Print every one of the following records again, line for line, with no changes.

Start of Data

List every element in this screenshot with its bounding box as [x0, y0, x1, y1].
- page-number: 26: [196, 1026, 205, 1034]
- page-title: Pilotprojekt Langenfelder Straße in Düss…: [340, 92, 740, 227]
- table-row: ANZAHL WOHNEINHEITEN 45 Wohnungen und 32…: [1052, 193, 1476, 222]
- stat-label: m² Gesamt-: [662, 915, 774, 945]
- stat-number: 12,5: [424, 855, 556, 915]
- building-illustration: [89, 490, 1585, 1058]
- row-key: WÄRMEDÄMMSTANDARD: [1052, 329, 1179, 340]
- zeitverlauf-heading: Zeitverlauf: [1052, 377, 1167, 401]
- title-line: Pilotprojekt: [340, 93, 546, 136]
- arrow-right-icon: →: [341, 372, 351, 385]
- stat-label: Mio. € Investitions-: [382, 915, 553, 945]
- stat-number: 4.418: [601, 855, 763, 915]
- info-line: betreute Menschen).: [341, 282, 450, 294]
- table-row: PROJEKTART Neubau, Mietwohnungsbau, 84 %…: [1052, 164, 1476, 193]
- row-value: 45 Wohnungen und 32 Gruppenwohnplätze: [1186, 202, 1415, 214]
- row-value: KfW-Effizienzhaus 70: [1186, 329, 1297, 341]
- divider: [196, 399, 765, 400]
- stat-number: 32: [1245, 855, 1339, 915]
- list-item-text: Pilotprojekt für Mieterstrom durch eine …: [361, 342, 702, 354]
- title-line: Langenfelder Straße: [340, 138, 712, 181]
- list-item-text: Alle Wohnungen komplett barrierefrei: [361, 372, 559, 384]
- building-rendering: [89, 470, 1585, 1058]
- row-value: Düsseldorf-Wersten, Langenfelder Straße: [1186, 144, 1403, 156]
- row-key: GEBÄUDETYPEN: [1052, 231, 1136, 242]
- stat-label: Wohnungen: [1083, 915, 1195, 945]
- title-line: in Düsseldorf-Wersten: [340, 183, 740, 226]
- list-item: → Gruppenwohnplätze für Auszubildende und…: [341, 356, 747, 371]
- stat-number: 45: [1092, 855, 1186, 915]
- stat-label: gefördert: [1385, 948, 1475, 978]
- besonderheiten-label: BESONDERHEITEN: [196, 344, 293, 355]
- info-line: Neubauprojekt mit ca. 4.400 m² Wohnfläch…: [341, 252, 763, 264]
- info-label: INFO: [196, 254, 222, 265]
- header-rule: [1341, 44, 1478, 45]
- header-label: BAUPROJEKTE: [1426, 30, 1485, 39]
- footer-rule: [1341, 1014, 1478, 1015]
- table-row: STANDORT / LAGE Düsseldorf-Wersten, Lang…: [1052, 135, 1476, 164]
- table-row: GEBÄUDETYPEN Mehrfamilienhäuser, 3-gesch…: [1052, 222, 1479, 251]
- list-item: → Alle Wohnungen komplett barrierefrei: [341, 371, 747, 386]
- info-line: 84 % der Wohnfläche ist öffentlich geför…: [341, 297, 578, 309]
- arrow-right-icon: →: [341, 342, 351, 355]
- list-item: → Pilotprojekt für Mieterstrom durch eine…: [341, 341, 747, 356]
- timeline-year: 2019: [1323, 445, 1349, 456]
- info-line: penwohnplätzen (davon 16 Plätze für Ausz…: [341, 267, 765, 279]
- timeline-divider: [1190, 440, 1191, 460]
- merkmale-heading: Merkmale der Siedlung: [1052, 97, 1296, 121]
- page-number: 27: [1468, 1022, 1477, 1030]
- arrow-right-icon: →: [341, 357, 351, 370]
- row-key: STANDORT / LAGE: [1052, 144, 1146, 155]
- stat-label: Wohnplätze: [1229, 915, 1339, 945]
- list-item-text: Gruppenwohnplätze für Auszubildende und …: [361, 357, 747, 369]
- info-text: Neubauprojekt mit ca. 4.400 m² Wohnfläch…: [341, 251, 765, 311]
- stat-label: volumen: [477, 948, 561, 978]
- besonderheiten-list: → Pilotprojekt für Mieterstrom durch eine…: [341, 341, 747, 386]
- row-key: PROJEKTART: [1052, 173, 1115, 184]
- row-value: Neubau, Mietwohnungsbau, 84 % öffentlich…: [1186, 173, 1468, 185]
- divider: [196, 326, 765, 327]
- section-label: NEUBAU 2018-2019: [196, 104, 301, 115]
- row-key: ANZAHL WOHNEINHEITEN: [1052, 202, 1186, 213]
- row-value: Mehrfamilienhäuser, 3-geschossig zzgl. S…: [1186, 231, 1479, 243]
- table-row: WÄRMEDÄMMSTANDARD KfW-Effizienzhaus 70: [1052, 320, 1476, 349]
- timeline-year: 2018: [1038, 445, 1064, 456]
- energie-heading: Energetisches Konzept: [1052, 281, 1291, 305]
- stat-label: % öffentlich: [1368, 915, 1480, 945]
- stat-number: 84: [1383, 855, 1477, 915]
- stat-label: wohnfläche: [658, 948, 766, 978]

End of Data

— Answer to this exercise —
List every element in this screenshot with its bounding box as [x0, y0, x1, y1].
- page-number: 26: [196, 1026, 205, 1034]
- page-title: Pilotprojekt Langenfelder Straße in Düss…: [340, 92, 740, 227]
- table-row: ANZAHL WOHNEINHEITEN 45 Wohnungen und 32…: [1052, 193, 1476, 222]
- stat-label: m² Gesamt-: [662, 915, 774, 945]
- stat-number: 12,5: [424, 855, 556, 915]
- building-illustration: [89, 490, 1585, 1058]
- row-key: WÄRMEDÄMMSTANDARD: [1052, 329, 1179, 340]
- zeitverlauf-heading: Zeitverlauf: [1052, 377, 1167, 401]
- title-line: Pilotprojekt: [340, 93, 546, 136]
- arrow-right-icon: →: [341, 372, 351, 385]
- stat-label: Mio. € Investitions-: [382, 915, 553, 945]
- stat-number: 4.418: [601, 855, 763, 915]
- info-line: betreute Menschen).: [341, 282, 450, 294]
- table-row: PROJEKTART Neubau, Mietwohnungsbau, 84 %…: [1052, 164, 1476, 193]
- row-value: 45 Wohnungen und 32 Gruppenwohnplätze: [1186, 202, 1415, 214]
- row-value: KfW-Effizienzhaus 70: [1186, 329, 1297, 341]
- divider: [196, 399, 765, 400]
- stat-number: 32: [1245, 855, 1339, 915]
- list-item-text: Pilotprojekt für Mieterstrom durch eine …: [361, 342, 702, 354]
- title-line: Langenfelder Straße: [340, 138, 712, 181]
- list-item-text: Alle Wohnungen komplett barrierefrei: [361, 372, 559, 384]
- building-rendering: [89, 470, 1585, 1058]
- row-value: Düsseldorf-Wersten, Langenfelder Straße: [1186, 144, 1403, 156]
- row-key: GEBÄUDETYPEN: [1052, 231, 1136, 242]
- stat-label: Wohnungen: [1083, 915, 1195, 945]
- title-line: in Düsseldorf-Wersten: [340, 183, 740, 226]
- list-item: → Gruppenwohnplätze für Auszubildende und…: [341, 356, 747, 371]
- stat-number: 45: [1092, 855, 1186, 915]
- stat-label: gefördert: [1385, 948, 1475, 978]
- besonderheiten-label: BESONDERHEITEN: [196, 344, 293, 355]
- info-line: Neubauprojekt mit ca. 4.400 m² Wohnfläch…: [341, 252, 763, 264]
- info-label: INFO: [196, 254, 222, 265]
- header-rule: [1341, 44, 1478, 45]
- header-label: BAUPROJEKTE: [1426, 30, 1485, 39]
- footer-rule: [1341, 1014, 1478, 1015]
- table-row: STANDORT / LAGE Düsseldorf-Wersten, Lang…: [1052, 135, 1476, 164]
- table-row: GEBÄUDETYPEN Mehrfamilienhäuser, 3-gesch…: [1052, 222, 1479, 251]
- list-item: → Alle Wohnungen komplett barrierefrei: [341, 371, 747, 386]
- info-line: 84 % der Wohnfläche ist öffentlich geför…: [341, 297, 578, 309]
- arrow-right-icon: →: [341, 342, 351, 355]
- list-item: → Pilotprojekt für Mieterstrom durch eine…: [341, 341, 747, 356]
- timeline-year: 2019: [1323, 445, 1349, 456]
- info-line: penwohnplätzen (davon 16 Plätze für Ausz…: [341, 267, 765, 279]
- timeline-divider: [1190, 440, 1191, 460]
- merkmale-heading: Merkmale der Siedlung: [1052, 97, 1296, 121]
- page-number: 27: [1468, 1022, 1477, 1030]
- arrow-right-icon: →: [341, 357, 351, 370]
- row-key: STANDORT / LAGE: [1052, 144, 1146, 155]
- stat-label: Wohnplätze: [1229, 915, 1339, 945]
- list-item-text: Gruppenwohnplätze für Auszubildende und …: [361, 357, 747, 369]
- info-text: Neubauprojekt mit ca. 4.400 m² Wohnfläch…: [341, 251, 765, 311]
- stat-label: volumen: [477, 948, 561, 978]
- besonderheiten-list: → Pilotprojekt für Mieterstrom durch eine…: [341, 341, 747, 386]
- row-key: PROJEKTART: [1052, 173, 1115, 184]
- row-value: Neubau, Mietwohnungsbau, 84 % öffentlich…: [1186, 173, 1468, 185]
- divider: [196, 326, 765, 327]
- section-label: NEUBAU 2018-2019: [196, 104, 301, 115]
- row-key: ANZAHL WOHNEINHEITEN: [1052, 202, 1186, 213]
- row-value: Mehrfamilienhäuser, 3-geschossig zzgl. S…: [1186, 231, 1479, 243]
- table-row: WÄRMEDÄMMSTANDARD KfW-Effizienzhaus 70: [1052, 320, 1476, 349]
- timeline-year: 2018: [1038, 445, 1064, 456]
- energie-heading: Energetisches Konzept: [1052, 281, 1291, 305]
- stat-label: % öffentlich: [1368, 915, 1480, 945]
- stat-number: 84: [1383, 855, 1477, 915]
- stat-label: wohnfläche: [658, 948, 766, 978]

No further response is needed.